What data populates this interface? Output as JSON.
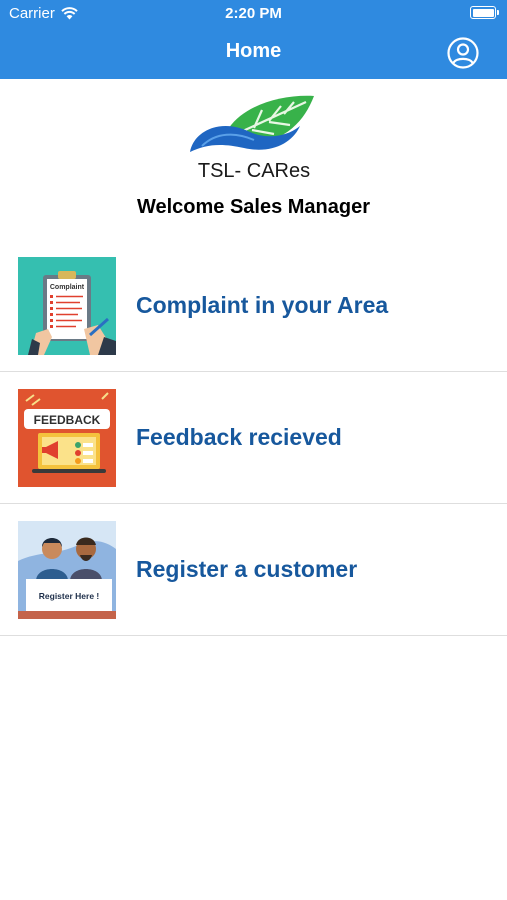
{
  "status_bar": {
    "carrier": "Carrier",
    "time": "2:20 PM"
  },
  "nav": {
    "title": "Home",
    "profile_icon": "user-circle-icon"
  },
  "logo": {
    "text": "TSL- CARes",
    "icon": "leaf-hand-icon"
  },
  "welcome": "Welcome Sales Manager",
  "menu": [
    {
      "label": "Complaint in your Area",
      "image_text": "Complaint"
    },
    {
      "label": "Feedback recieved",
      "image_text": "FEEDBACK"
    },
    {
      "label": "Register a customer",
      "image_text": "Register Here !"
    }
  ],
  "colors": {
    "nav_bar": "#2f8ae0",
    "menu_text": "#17589d",
    "separator": "#dedede"
  }
}
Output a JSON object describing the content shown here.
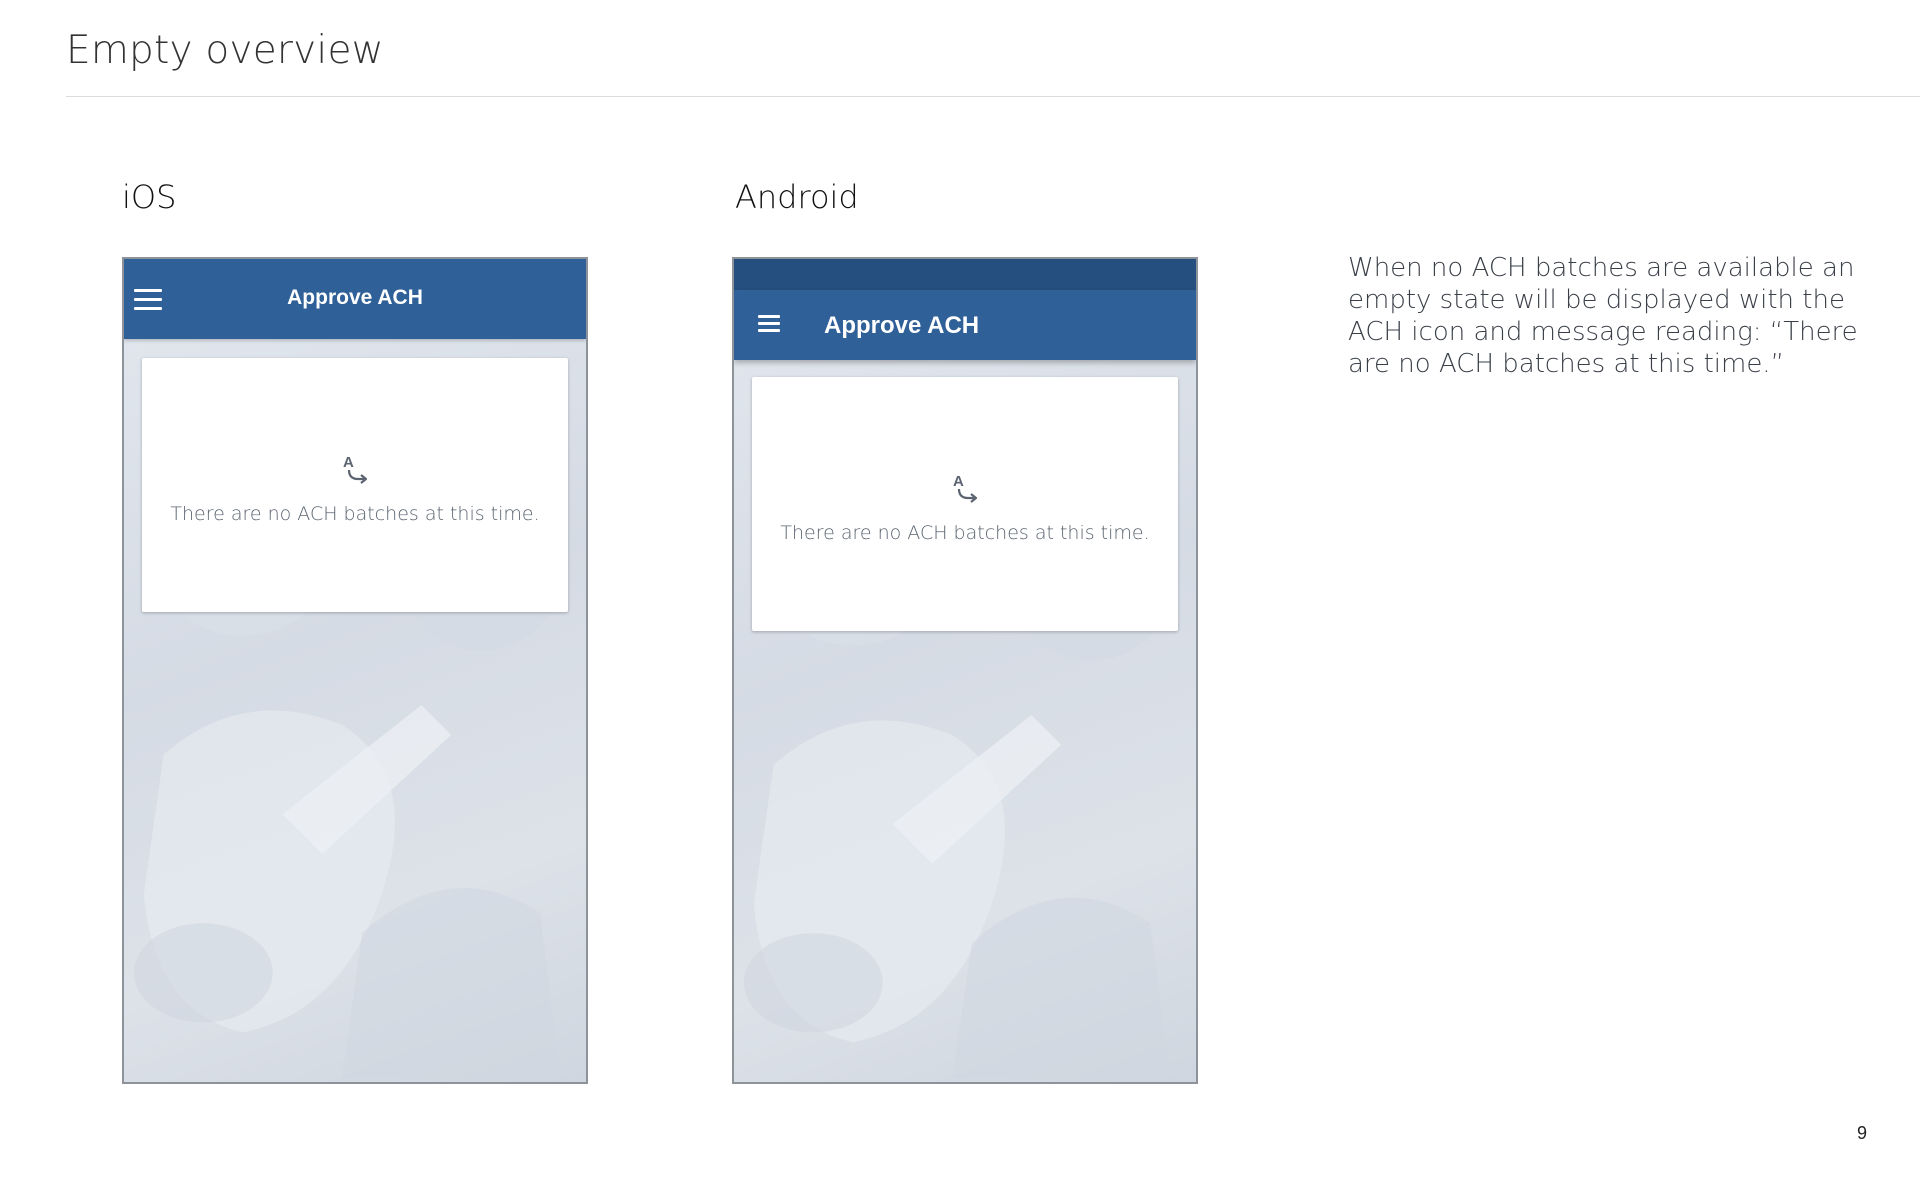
{
  "page": {
    "title": "Empty overview",
    "page_number": "9"
  },
  "ios": {
    "label": "iOS",
    "app_title": "Approve ACH",
    "empty_message": "There are no ACH batches at this time."
  },
  "android": {
    "label": "Android",
    "app_title": "Approve ACH",
    "empty_message": "There are no ACH batches at this time."
  },
  "description": "When no ACH batches are available an empty state will be displayed with the ACH icon and message reading: “There are no ACH batches at this time.”",
  "colors": {
    "app_bar": "#2f6198",
    "status_bar": "#244f7e",
    "icon": "#5b6470"
  },
  "icons": {
    "menu": "hamburger-menu-icon",
    "empty_state": "ach-transfer-icon"
  }
}
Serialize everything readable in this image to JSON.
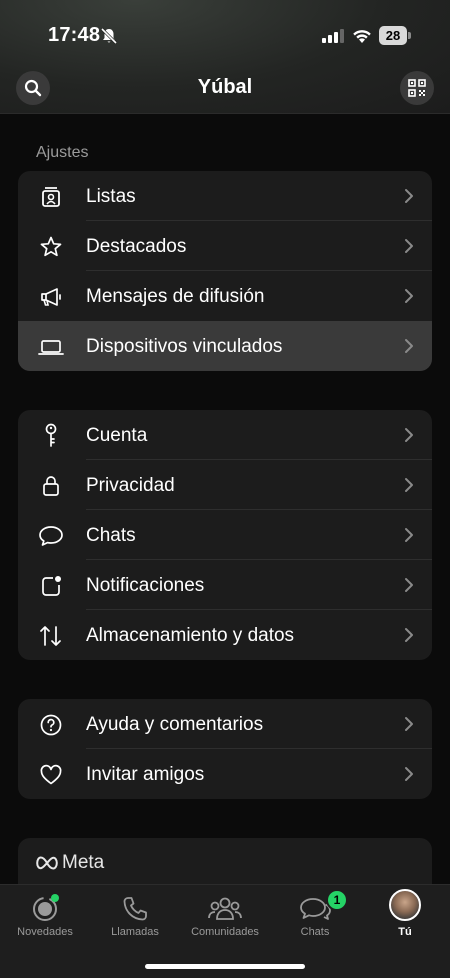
{
  "status": {
    "time": "17:48",
    "battery": "28"
  },
  "header": {
    "title": "Yúbal"
  },
  "settings_label": "Ajustes",
  "group1": [
    {
      "label": "Listas",
      "icon": "list-icon"
    },
    {
      "label": "Destacados",
      "icon": "star-icon"
    },
    {
      "label": "Mensajes de difusión",
      "icon": "megaphone-icon"
    },
    {
      "label": "Dispositivos vinculados",
      "icon": "laptop-icon"
    }
  ],
  "group2": [
    {
      "label": "Cuenta",
      "icon": "key-icon"
    },
    {
      "label": "Privacidad",
      "icon": "lock-icon"
    },
    {
      "label": "Chats",
      "icon": "chat-bubble-icon"
    },
    {
      "label": "Notificaciones",
      "icon": "notification-icon"
    },
    {
      "label": "Almacenamiento y datos",
      "icon": "arrows-updown-icon"
    }
  ],
  "group3": [
    {
      "label": "Ayuda y comentarios",
      "icon": "help-icon"
    },
    {
      "label": "Invitar amigos",
      "icon": "heart-icon"
    }
  ],
  "meta": {
    "label": "Meta"
  },
  "tabs": [
    {
      "label": "Novedades"
    },
    {
      "label": "Llamadas"
    },
    {
      "label": "Comunidades"
    },
    {
      "label": "Chats",
      "badge": "1"
    },
    {
      "label": "Tú"
    }
  ],
  "colors": {
    "accent_green": "#25d366",
    "row_bg": "#1c1c1c",
    "active_row_bg": "#3a3a3a"
  }
}
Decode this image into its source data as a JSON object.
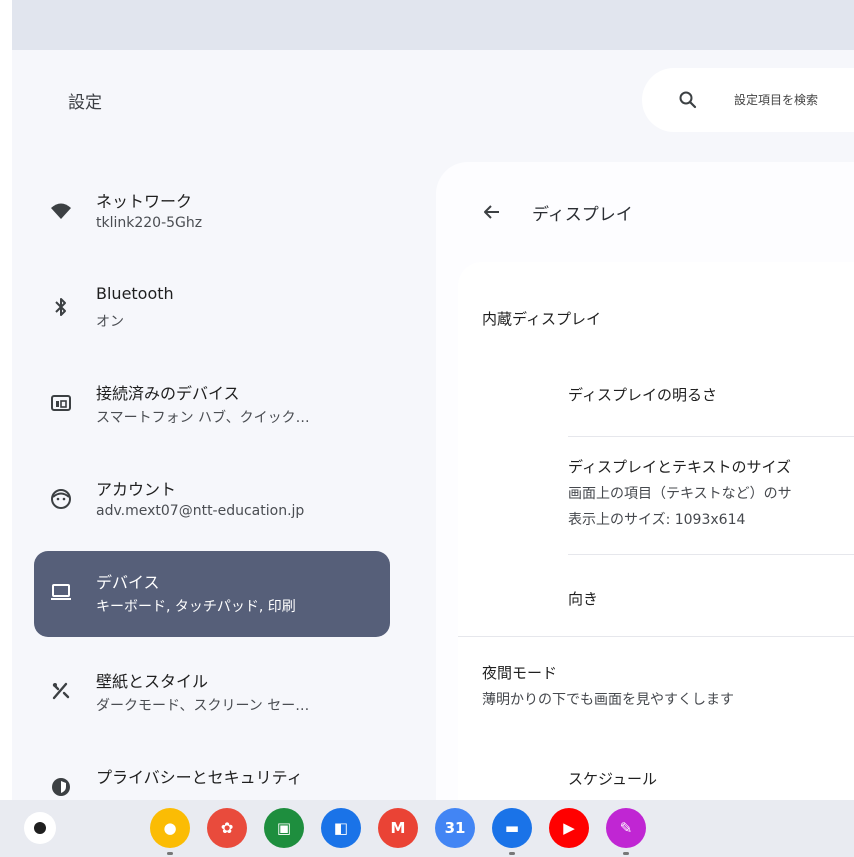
{
  "app": {
    "title": "設定"
  },
  "search": {
    "placeholder": "設定項目を検索"
  },
  "sidebar": {
    "items": [
      {
        "label": "ネットワーク",
        "sub": "tklink220-5Ghz",
        "icon": "wifi-icon"
      },
      {
        "label": "Bluetooth",
        "sub": "オン",
        "icon": "bluetooth-icon"
      },
      {
        "label": "接続済みのデバイス",
        "sub": "スマートフォン ハブ、クイック…",
        "icon": "connected-devices-icon"
      },
      {
        "label": "アカウント",
        "sub": "adv.mext07@ntt-education.jp",
        "icon": "account-icon"
      },
      {
        "label": "デバイス",
        "sub": "キーボード, タッチパッド, 印刷",
        "icon": "laptop-icon",
        "selected": true
      },
      {
        "label": "壁紙とスタイル",
        "sub": "ダークモード、スクリーン セー…",
        "icon": "palette-icon"
      },
      {
        "label": "プライバシーとセキュリティ",
        "sub": "",
        "icon": "shield-icon"
      }
    ]
  },
  "page": {
    "title": "ディスプレイ",
    "section_builtin": "内蔵ディスプレイ",
    "brightness": "ディスプレイの明るさ",
    "size_label": "ディスプレイとテキストのサイズ",
    "size_sub": "画面上の項目（テキストなど）のサ",
    "size_resolution": "表示上のサイズ: 1093x614",
    "orientation": "向き",
    "night_mode": "夜間モード",
    "night_mode_sub": "薄明かりの下でも画面を見やすくします",
    "schedule": "スケジュール"
  },
  "colors": {
    "selected_nav": "#565f79",
    "app_background": "#f6f7fb",
    "shelf": "#e9ebf1"
  },
  "shelf": {
    "apps": [
      {
        "name": "chrome-icon",
        "color": "#fbbc04"
      },
      {
        "name": "canvas-icon",
        "color": "#e94b3c"
      },
      {
        "name": "classroom-icon",
        "color": "#1e8e3e"
      },
      {
        "name": "docs-app-icon",
        "color": "#1a73e8"
      },
      {
        "name": "gmail-icon",
        "color": "#ea4335"
      },
      {
        "name": "calendar-icon",
        "color": "#4285f4"
      },
      {
        "name": "files-icon",
        "color": "#1a73e8"
      },
      {
        "name": "youtube-icon",
        "color": "#ff0000"
      },
      {
        "name": "notes-app-icon",
        "color": "#c026d3"
      }
    ]
  }
}
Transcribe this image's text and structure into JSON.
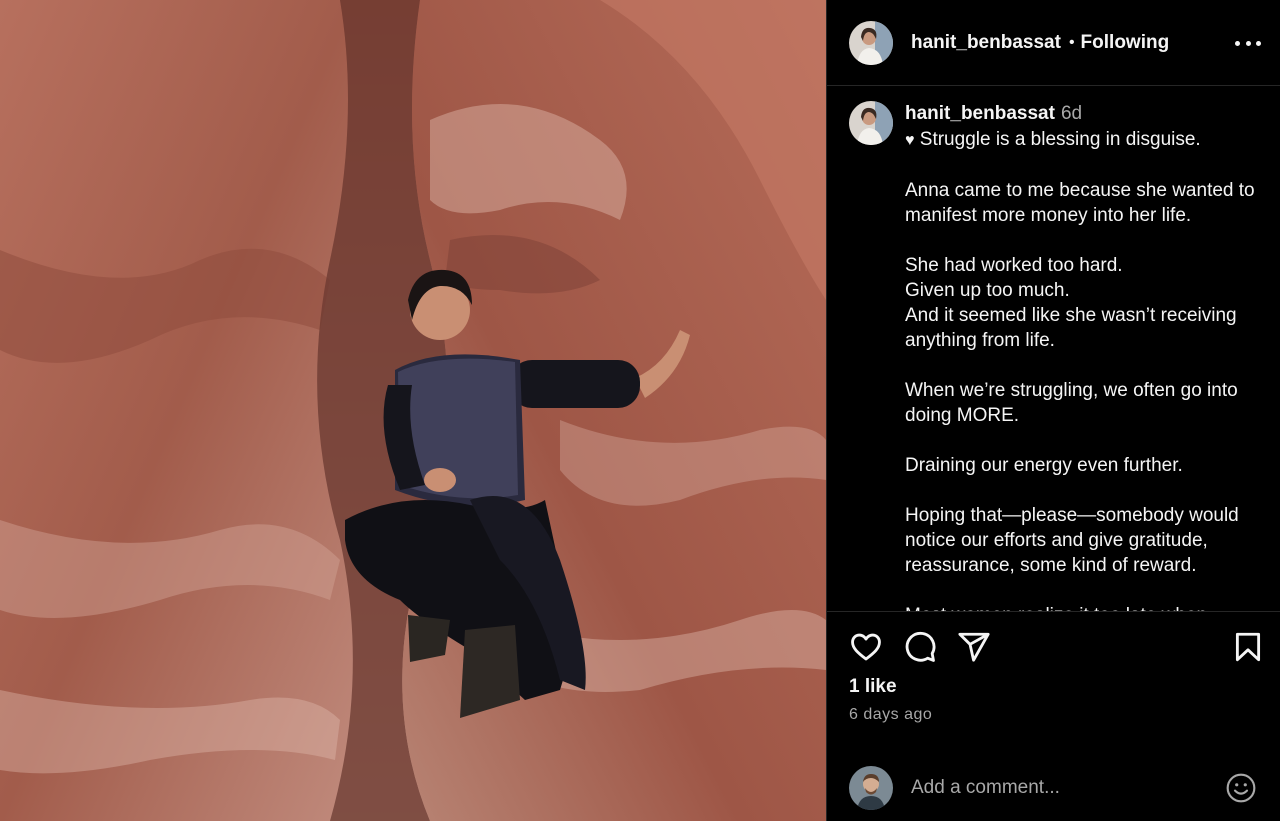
{
  "post": {
    "username": "hanit_benbassat",
    "separator": "•",
    "follow_status": "Following",
    "caption": {
      "time": "6d",
      "heart": "♥",
      "text": " Struggle is a blessing in disguise.\n\nAnna came to me because she wanted to manifest more money into her life.\n\nShe had worked too hard.\nGiven up too much.\nAnd it seemed like she wasn’t receiving anything from life.\n\nWhen we’re struggling, we often go into doing MORE.\n\nDraining our energy even further.\n\nHoping that—please—somebody would notice our efforts and give gratitude, reassurance, some kind of reward.\n\nMost women realize it too late when"
    },
    "likes": "1 like",
    "time_ago": "6 days ago",
    "comment_placeholder": "Add a comment..."
  },
  "icons": {
    "like": "heart-icon",
    "comment": "comment-bubble-icon",
    "share": "paper-plane-icon",
    "save": "bookmark-icon",
    "more": "more-options-icon",
    "emoji": "emoji-icon"
  },
  "colors": {
    "background": "#000000",
    "text": "#f5f5f5",
    "muted": "#a8a8a8",
    "divider": "#262626"
  }
}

══════════════════════════════

EXERCISE PROMPT:
Please quote the records above exactly, beginning at the line that contains "Transcribe this image's" and ending at their last line. Leave the pictures out.

TASK OUTPUT:
Transcribe this image's text and structure into JSON.
{
  "post": {
    "username": "hanit_benbassat",
    "separator": "•",
    "follow_status": "Following",
    "caption": {
      "time": "6d",
      "heart": "♥",
      "text": " Struggle is a blessing in disguise.\n\nAnna came to me because she wanted to manifest more money into her life.\n\nShe had worked too hard.\nGiven up too much.\nAnd it seemed like she wasn’t receiving anything from life.\n\nWhen we’re struggling, we often go into doing MORE.\n\nDraining our energy even further.\n\nHoping that—please—somebody would notice our efforts and give gratitude, reassurance, some kind of reward.\n\nMost women realize it too late when"
    },
    "likes": "1 like",
    "time_ago": "6 days ago",
    "comment_placeholder": "Add a comment..."
  },
  "icons": {
    "like": "heart-icon",
    "comment": "comment-bubble-icon",
    "share": "paper-plane-icon",
    "save": "bookmark-icon",
    "more": "more-options-icon",
    "emoji": "emoji-icon"
  },
  "colors": {
    "background": "#000000",
    "text": "#f5f5f5",
    "muted": "#a8a8a8",
    "divider": "#262626"
  }
}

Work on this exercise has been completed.